→ **STATED PROBLEM**:
Can you convert every line of the items below into a JSON list of strings, one string per line, with blank lines omitted?

*** DATA RECORDS ***

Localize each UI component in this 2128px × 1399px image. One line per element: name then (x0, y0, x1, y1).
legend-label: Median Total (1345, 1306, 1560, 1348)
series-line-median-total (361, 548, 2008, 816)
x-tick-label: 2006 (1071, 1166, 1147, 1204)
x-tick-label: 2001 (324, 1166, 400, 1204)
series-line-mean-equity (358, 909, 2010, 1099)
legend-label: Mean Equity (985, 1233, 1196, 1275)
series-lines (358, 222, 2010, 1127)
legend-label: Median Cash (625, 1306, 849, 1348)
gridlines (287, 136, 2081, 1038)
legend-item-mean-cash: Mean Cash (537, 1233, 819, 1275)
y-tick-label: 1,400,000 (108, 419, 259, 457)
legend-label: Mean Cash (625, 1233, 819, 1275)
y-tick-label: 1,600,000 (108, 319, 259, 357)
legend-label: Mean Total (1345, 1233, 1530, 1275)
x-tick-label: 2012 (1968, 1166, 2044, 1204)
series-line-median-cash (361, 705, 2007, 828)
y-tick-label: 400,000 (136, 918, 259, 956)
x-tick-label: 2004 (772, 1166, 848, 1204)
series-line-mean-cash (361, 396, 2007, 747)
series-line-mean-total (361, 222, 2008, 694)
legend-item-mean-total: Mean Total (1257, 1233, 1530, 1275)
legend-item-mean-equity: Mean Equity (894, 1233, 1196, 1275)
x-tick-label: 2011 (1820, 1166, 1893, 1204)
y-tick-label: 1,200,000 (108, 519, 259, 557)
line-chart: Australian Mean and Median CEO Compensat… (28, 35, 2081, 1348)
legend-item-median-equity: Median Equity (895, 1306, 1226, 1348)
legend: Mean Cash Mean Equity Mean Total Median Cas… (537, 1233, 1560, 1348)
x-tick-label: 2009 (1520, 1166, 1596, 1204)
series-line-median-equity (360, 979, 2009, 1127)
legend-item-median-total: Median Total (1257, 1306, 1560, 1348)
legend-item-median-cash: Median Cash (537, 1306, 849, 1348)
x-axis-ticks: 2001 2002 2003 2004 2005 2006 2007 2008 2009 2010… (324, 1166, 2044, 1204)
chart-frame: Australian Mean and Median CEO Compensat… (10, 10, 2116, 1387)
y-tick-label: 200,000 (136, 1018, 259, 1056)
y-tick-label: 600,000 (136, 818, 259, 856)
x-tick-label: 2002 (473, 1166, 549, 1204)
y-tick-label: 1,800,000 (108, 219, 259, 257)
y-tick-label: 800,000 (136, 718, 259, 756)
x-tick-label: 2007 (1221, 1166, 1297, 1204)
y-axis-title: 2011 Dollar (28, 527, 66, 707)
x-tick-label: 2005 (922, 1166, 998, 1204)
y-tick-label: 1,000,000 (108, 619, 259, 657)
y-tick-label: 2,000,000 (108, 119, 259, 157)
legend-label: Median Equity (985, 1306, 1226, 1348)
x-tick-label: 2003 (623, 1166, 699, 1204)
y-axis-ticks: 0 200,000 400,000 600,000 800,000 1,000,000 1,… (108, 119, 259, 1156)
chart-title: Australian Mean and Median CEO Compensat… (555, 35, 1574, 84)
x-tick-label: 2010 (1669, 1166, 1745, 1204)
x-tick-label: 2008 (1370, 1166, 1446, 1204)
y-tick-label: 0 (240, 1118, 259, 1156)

***

→ **REPLY**:
[
  "Localize each UI component in this 2128px × 1399px image. One line per element: name then (x0, y0, x1, y1).",
  "legend-label: Median Total (1345, 1306, 1560, 1348)",
  "series-line-median-total (361, 548, 2008, 816)",
  "x-tick-label: 2006 (1071, 1166, 1147, 1204)",
  "x-tick-label: 2001 (324, 1166, 400, 1204)",
  "series-line-mean-equity (358, 909, 2010, 1099)",
  "legend-label: Mean Equity (985, 1233, 1196, 1275)",
  "series-lines (358, 222, 2010, 1127)",
  "legend-label: Median Cash (625, 1306, 849, 1348)",
  "gridlines (287, 136, 2081, 1038)",
  "legend-item-mean-cash: Mean Cash (537, 1233, 819, 1275)",
  "y-tick-label: 1,400,000 (108, 419, 259, 457)",
  "legend-label: Mean Cash (625, 1233, 819, 1275)",
  "y-tick-label: 1,600,000 (108, 319, 259, 357)",
  "legend-label: Mean Total (1345, 1233, 1530, 1275)",
  "x-tick-label: 2012 (1968, 1166, 2044, 1204)",
  "series-line-median-cash (361, 705, 2007, 828)",
  "y-tick-label: 400,000 (136, 918, 259, 956)",
  "x-tick-label: 2004 (772, 1166, 848, 1204)",
  "series-line-mean-cash (361, 396, 2007, 747)",
  "series-line-mean-total (361, 222, 2008, 694)",
  "legend-item-mean-total: Mean Total (1257, 1233, 1530, 1275)",
  "legend-item-mean-equity: Mean Equity (894, 1233, 1196, 1275)",
  "x-tick-label: 2011 (1820, 1166, 1893, 1204)",
  "y-tick-label: 1,200,000 (108, 519, 259, 557)",
  "line-chart: Australian Mean and Median CEO Compensat… (28, 35, 2081, 1348)",
  "legend-item-median-equity: Median Equity (895, 1306, 1226, 1348)",
  "legend: Mean Cash Mean Equity Mean Total Median Cas… (537, 1233, 1560, 1348)",
  "x-tick-label: 2009 (1520, 1166, 1596, 1204)",
  "series-line-median-equity (360, 979, 2009, 1127)",
  "legend-item-median-total: Median Total (1257, 1306, 1560, 1348)",
  "legend-item-median-cash: Median Cash (537, 1306, 849, 1348)",
  "x-axis-ticks: 2001 2002 2003 2004 2005 2006 2007 2008 2009 2010… (324, 1166, 2044, 1204)",
  "chart-frame: Australian Mean and Median CEO Compensat… (10, 10, 2116, 1387)",
  "y-tick-label: 200,000 (136, 1018, 259, 1056)",
  "y-tick-label: 600,000 (136, 818, 259, 856)",
  "x-tick-label: 2002 (473, 1166, 549, 1204)",
  "y-tick-label: 1,800,000 (108, 219, 259, 257)",
  "y-tick-label: 800,000 (136, 718, 259, 756)",
  "x-tick-label: 2007 (1221, 1166, 1297, 1204)",
  "y-axis-title: 2011 Dollar (28, 527, 66, 707)",
  "x-tick-label: 2005 (922, 1166, 998, 1204)",
  "y-tick-label: 1,000,000 (108, 619, 259, 657)",
  "y-tick-label: 2,000,000 (108, 119, 259, 157)",
  "legend-label: Median Equity (985, 1306, 1226, 1348)",
  "x-tick-label: 2003 (623, 1166, 699, 1204)",
  "y-axis-ticks: 0 200,000 400,000 600,000 800,000 1,000,000 1,… (108, 119, 259, 1156)",
  "chart-title: Australian Mean and Median CEO Compensat… (555, 35, 1574, 84)",
  "x-tick-label: 2010 (1669, 1166, 1745, 1204)",
  "x-tick-label: 2008 (1370, 1166, 1446, 1204)",
  "y-tick-label: 0 (240, 1118, 259, 1156)"
]